■ Brief ■
What follows is a set of entries. Repeat them exactly, but not their pictures.

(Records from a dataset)

#####

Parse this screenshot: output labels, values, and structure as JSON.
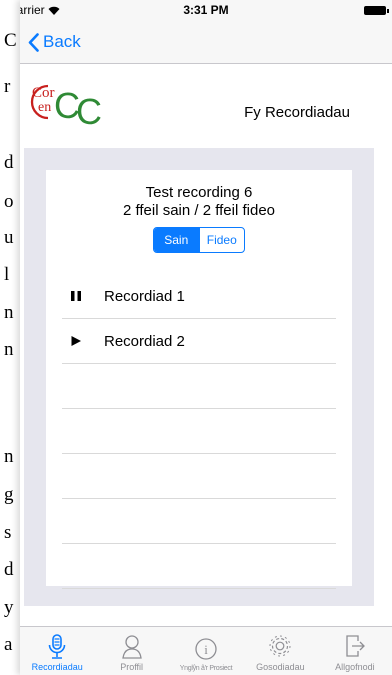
{
  "background_letters": [
    "C",
    "r",
    "d",
    "o",
    "u",
    "l",
    "n",
    "n",
    "n",
    "g",
    "s",
    "d",
    "y",
    "a"
  ],
  "status_bar": {
    "carrier": "Carrier",
    "time": "3:31 PM"
  },
  "nav": {
    "back_label": "Back"
  },
  "header": {
    "logo_text": [
      "Cor",
      "en",
      "C",
      "C"
    ],
    "title": "Fy Recordiadau"
  },
  "recording": {
    "title": "Test recording 6",
    "subtitle": "2 ffeil sain / 2 ffeil fideo"
  },
  "segmented": {
    "options": [
      "Sain",
      "Fideo"
    ],
    "selected": "Sain"
  },
  "rows": [
    {
      "label": "Recordiad 1",
      "state": "pause-icon"
    },
    {
      "label": "Recordiad 2",
      "state": "play-icon"
    }
  ],
  "tabs": [
    {
      "label": "Recordiadau",
      "icon": "microphone-icon",
      "active": true
    },
    {
      "label": "Proffil",
      "icon": "person-icon",
      "active": false
    },
    {
      "label": "Ynglŷn â'r Prosiect",
      "icon": "info-icon",
      "active": false
    },
    {
      "label": "Gosodiadau",
      "icon": "gear-icon",
      "active": false
    },
    {
      "label": "Allgofnodi",
      "icon": "logout-icon",
      "active": false
    }
  ],
  "colors": {
    "accent": "#0a7bff",
    "panel": "#e6e6ee",
    "logo_red": "#c8201e",
    "logo_green": "#2f8a35"
  }
}
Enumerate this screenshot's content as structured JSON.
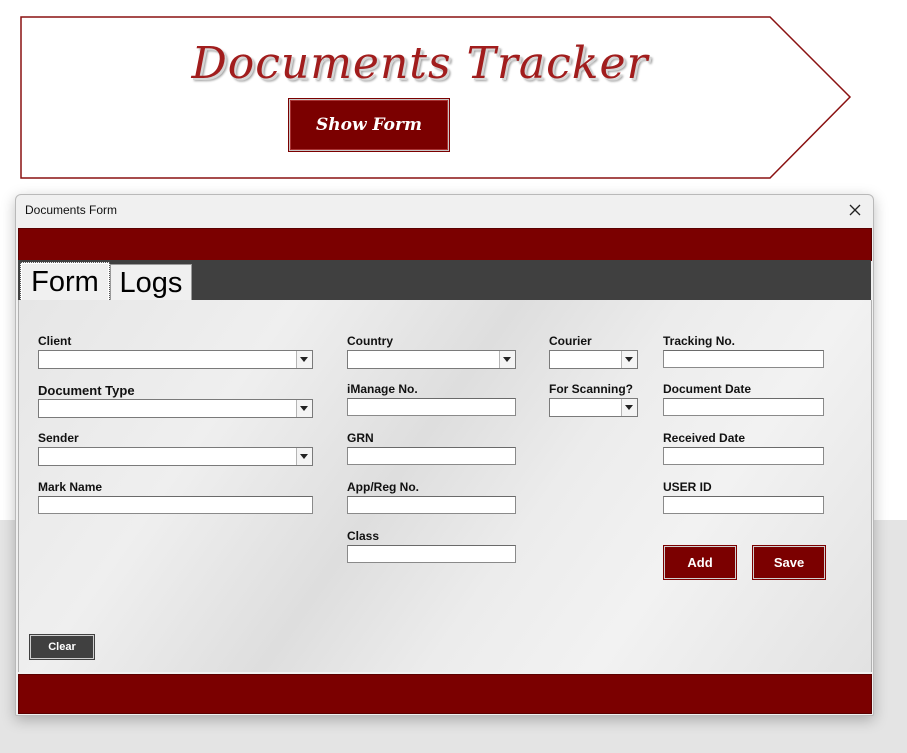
{
  "banner": {
    "title": "Documents Tracker",
    "show_form_label": "Show Form"
  },
  "dialog": {
    "title": "Documents Form",
    "tabs": [
      {
        "label": "Form"
      },
      {
        "label": "Logs"
      }
    ],
    "fields": {
      "client": {
        "label": "Client",
        "value": ""
      },
      "document_type": {
        "label": "Document Type",
        "value": ""
      },
      "sender": {
        "label": "Sender",
        "value": ""
      },
      "mark_name": {
        "label": "Mark Name",
        "value": ""
      },
      "country": {
        "label": "Country",
        "value": ""
      },
      "imanage_no": {
        "label": "iManage No.",
        "value": ""
      },
      "grn": {
        "label": "GRN",
        "value": ""
      },
      "app_reg_no": {
        "label": "App/Reg No.",
        "value": ""
      },
      "class": {
        "label": "Class",
        "value": ""
      },
      "courier": {
        "label": "Courier",
        "value": ""
      },
      "for_scanning": {
        "label": "For Scanning?",
        "value": ""
      },
      "tracking_no": {
        "label": "Tracking No.",
        "value": ""
      },
      "document_date": {
        "label": "Document Date",
        "value": ""
      },
      "received_date": {
        "label": "Received Date",
        "value": ""
      },
      "user_id": {
        "label": "USER ID",
        "value": ""
      }
    },
    "buttons": {
      "add": "Add",
      "save": "Save",
      "clear": "Clear"
    }
  },
  "colors": {
    "accent": "#7b0000",
    "dark": "#404040",
    "title_red": "#a11d1d"
  },
  "icons": {
    "close": "close-icon",
    "dropdown": "chevron-down-icon"
  }
}
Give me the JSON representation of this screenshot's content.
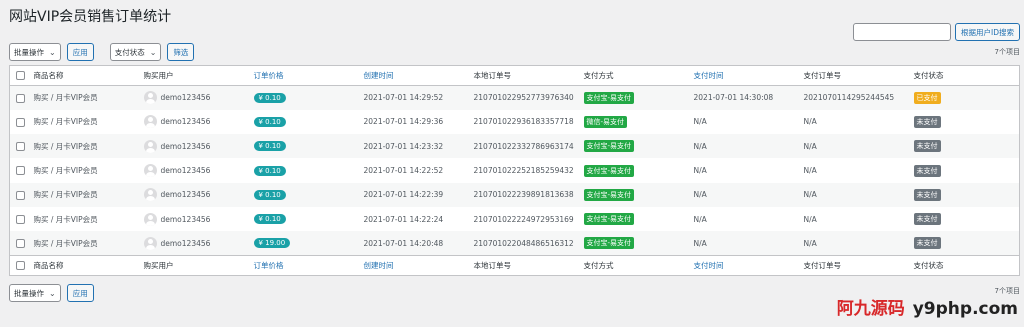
{
  "page": {
    "title": "网站VIP会员销售订单统计",
    "search_placeholder": "",
    "search_button": "根据用户ID搜索",
    "item_count": "7个项目"
  },
  "toolbar": {
    "bulk_action": "批量操作",
    "apply": "应用",
    "pay_status_filter": "支付状态",
    "filter": "筛选"
  },
  "columns": [
    "商品名称",
    "购买用户",
    "订单价格",
    "创建时间",
    "本地订单号",
    "支付方式",
    "支付时间",
    "支付订单号",
    "支付状态"
  ],
  "rows": [
    {
      "product": "购买 / 月卡VIP会员",
      "user": "demo123456",
      "price": "¥ 0.10",
      "created": "2021-07-01 14:29:52",
      "local_order": "210701022952773976340",
      "method": "支付宝-易支付",
      "paid_time": "2021-07-01 14:30:08",
      "pay_order": "2021070114295244545",
      "status": "已支付"
    },
    {
      "product": "购买 / 月卡VIP会员",
      "user": "demo123456",
      "price": "¥ 0.10",
      "created": "2021-07-01 14:29:36",
      "local_order": "210701022936183357718",
      "method": "微信-易支付",
      "paid_time": "N/A",
      "pay_order": "N/A",
      "status": "未支付"
    },
    {
      "product": "购买 / 月卡VIP会员",
      "user": "demo123456",
      "price": "¥ 0.10",
      "created": "2021-07-01 14:23:32",
      "local_order": "210701022332786963174",
      "method": "支付宝-易支付",
      "paid_time": "N/A",
      "pay_order": "N/A",
      "status": "未支付"
    },
    {
      "product": "购买 / 月卡VIP会员",
      "user": "demo123456",
      "price": "¥ 0.10",
      "created": "2021-07-01 14:22:52",
      "local_order": "210701022252185259432",
      "method": "支付宝-易支付",
      "paid_time": "N/A",
      "pay_order": "N/A",
      "status": "未支付"
    },
    {
      "product": "购买 / 月卡VIP会员",
      "user": "demo123456",
      "price": "¥ 0.10",
      "created": "2021-07-01 14:22:39",
      "local_order": "210701022239891813638",
      "method": "支付宝-易支付",
      "paid_time": "N/A",
      "pay_order": "N/A",
      "status": "未支付"
    },
    {
      "product": "购买 / 月卡VIP会员",
      "user": "demo123456",
      "price": "¥ 0.10",
      "created": "2021-07-01 14:22:24",
      "local_order": "210701022224972953169",
      "method": "支付宝-易支付",
      "paid_time": "N/A",
      "pay_order": "N/A",
      "status": "未支付"
    },
    {
      "product": "购买 / 月卡VIP会员",
      "user": "demo123456",
      "price": "¥ 19.00",
      "created": "2021-07-01 14:20:48",
      "local_order": "210701022048486516312",
      "method": "支付宝-易支付",
      "paid_time": "N/A",
      "pay_order": "N/A",
      "status": "未支付"
    }
  ],
  "watermark": {
    "cn": "阿九源码",
    "en": "y9php.com"
  }
}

#####

■ Output ■
Parse this screenshot: output labels, values, and structure as JSON.
{
  "background_letters": [
    "C",
    "r",
    "d",
    "o",
    "u",
    "l",
    "n",
    "n",
    "n",
    "g",
    "s",
    "d",
    "y",
    "a"
  ],
  "status_bar": {
    "carrier": "Carrier",
    "time": "3:31 PM"
  },
  "nav": {
    "back_label": "Back"
  },
  "header": {
    "logo_text": [
      "Cor",
      "en",
      "C",
      "C"
    ],
    "title": "Fy Recordiadau"
  },
  "recording": {
    "title": "Test recording 6",
    "subtitle": "2 ffeil sain / 2 ffeil fideo"
  },
  "segmented": {
    "options": [
      "Sain",
      "Fideo"
    ],
    "selected": "Sain"
  },
  "rows": [
    {
      "label": "Recordiad 1",
      "state": "pause-icon"
    },
    {
      "label": "Recordiad 2",
      "state": "play-icon"
    }
  ],
  "tabs": [
    {
      "label": "Recordiadau",
      "icon": "microphone-icon",
      "active": true
    },
    {
      "label": "Proffil",
      "icon": "person-icon",
      "active": false
    },
    {
      "label": "Ynglŷn â'r Prosiect",
      "icon": "info-icon",
      "active": false
    },
    {
      "label": "Gosodiadau",
      "icon": "gear-icon",
      "active": false
    },
    {
      "label": "Allgofnodi",
      "icon": "logout-icon",
      "active": false
    }
  ],
  "colors": {
    "accent": "#0a7bff",
    "panel": "#e6e6ee",
    "logo_red": "#c8201e",
    "logo_green": "#2f8a35"
  }
}
Enumerate this screenshot's content as structured JSON.
{
  "banner": {
    "title": "Documents Tracker",
    "show_form_label": "Show Form"
  },
  "dialog": {
    "title": "Documents Form",
    "tabs": [
      {
        "label": "Form"
      },
      {
        "label": "Logs"
      }
    ],
    "fields": {
      "client": {
        "label": "Client",
        "value": ""
      },
      "document_type": {
        "label": "Document Type",
        "value": ""
      },
      "sender": {
        "label": "Sender",
        "value": ""
      },
      "mark_name": {
        "label": "Mark Name",
        "value": ""
      },
      "country": {
        "label": "Country",
        "value": ""
      },
      "imanage_no": {
        "label": "iManage No.",
        "value": ""
      },
      "grn": {
        "label": "GRN",
        "value": ""
      },
      "app_reg_no": {
        "label": "App/Reg No.",
        "value": ""
      },
      "class": {
        "label": "Class",
        "value": ""
      },
      "courier": {
        "label": "Courier",
        "value": ""
      },
      "for_scanning": {
        "label": "For Scanning?",
        "value": ""
      },
      "tracking_no": {
        "label": "Tracking No.",
        "value": ""
      },
      "document_date": {
        "label": "Document Date",
        "value": ""
      },
      "received_date": {
        "label": "Received Date",
        "value": ""
      },
      "user_id": {
        "label": "USER ID",
        "value": ""
      }
    },
    "buttons": {
      "add": "Add",
      "save": "Save",
      "clear": "Clear"
    }
  },
  "colors": {
    "accent": "#7b0000",
    "dark": "#404040",
    "title_red": "#a11d1d"
  },
  "icons": {
    "close": "close-icon",
    "dropdown": "chevron-down-icon"
  }
}
Give me the JSON representation of this screenshot's content.
{
  "page": {
    "title": "网站VIP会员销售订单统计",
    "search_placeholder": "",
    "search_button": "根据用户ID搜索",
    "item_count": "7个项目"
  },
  "toolbar": {
    "bulk_action": "批量操作",
    "apply": "应用",
    "pay_status_filter": "支付状态",
    "filter": "筛选"
  },
  "columns": [
    "商品名称",
    "购买用户",
    "订单价格",
    "创建时间",
    "本地订单号",
    "支付方式",
    "支付时间",
    "支付订单号",
    "支付状态"
  ],
  "rows": [
    {
      "product": "购买 / 月卡VIP会员",
      "user": "demo123456",
      "price": "¥ 0.10",
      "created": "2021-07-01 14:29:52",
      "local_order": "210701022952773976340",
      "method": "支付宝-易支付",
      "paid_time": "2021-07-01 14:30:08",
      "pay_order": "2021070114295244545",
      "status": "已支付"
    },
    {
      "product": "购买 / 月卡VIP会员",
      "user": "demo123456",
      "price": "¥ 0.10",
      "created": "2021-07-01 14:29:36",
      "local_order": "210701022936183357718",
      "method": "微信-易支付",
      "paid_time": "N/A",
      "pay_order": "N/A",
      "status": "未支付"
    },
    {
      "product": "购买 / 月卡VIP会员",
      "user": "demo123456",
      "price": "¥ 0.10",
      "created": "2021-07-01 14:23:32",
      "local_order": "210701022332786963174",
      "method": "支付宝-易支付",
      "paid_time": "N/A",
      "pay_order": "N/A",
      "status": "未支付"
    },
    {
      "product": "购买 / 月卡VIP会员",
      "user": "demo123456",
      "price": "¥ 0.10",
      "created": "2021-07-01 14:22:52",
      "local_order": "210701022252185259432",
      "method": "支付宝-易支付",
      "paid_time": "N/A",
      "pay_order": "N/A",
      "status": "未支付"
    },
    {
      "product": "购买 / 月卡VIP会员",
      "user": "demo123456",
      "price": "¥ 0.10",
      "created": "2021-07-01 14:22:39",
      "local_order": "210701022239891813638",
      "method": "支付宝-易支付",
      "paid_time": "N/A",
      "pay_order": "N/A",
      "status": "未支付"
    },
    {
      "product": "购买 / 月卡VIP会员",
      "user": "demo123456",
      "price": "¥ 0.10",
      "created": "2021-07-01 14:22:24",
      "local_order": "210701022224972953169",
      "method": "支付宝-易支付",
      "paid_time": "N/A",
      "pay_order": "N/A",
      "status": "未支付"
    },
    {
      "product": "购买 / 月卡VIP会员",
      "user": "demo123456",
      "price": "¥ 19.00",
      "created": "2021-07-01 14:20:48",
      "local_order": "210701022048486516312",
      "method": "支付宝-易支付",
      "paid_time": "N/A",
      "pay_order": "N/A",
      "status": "未支付"
    }
  ],
  "watermark": {
    "cn": "阿九源码",
    "en": "y9php.com"
  }
}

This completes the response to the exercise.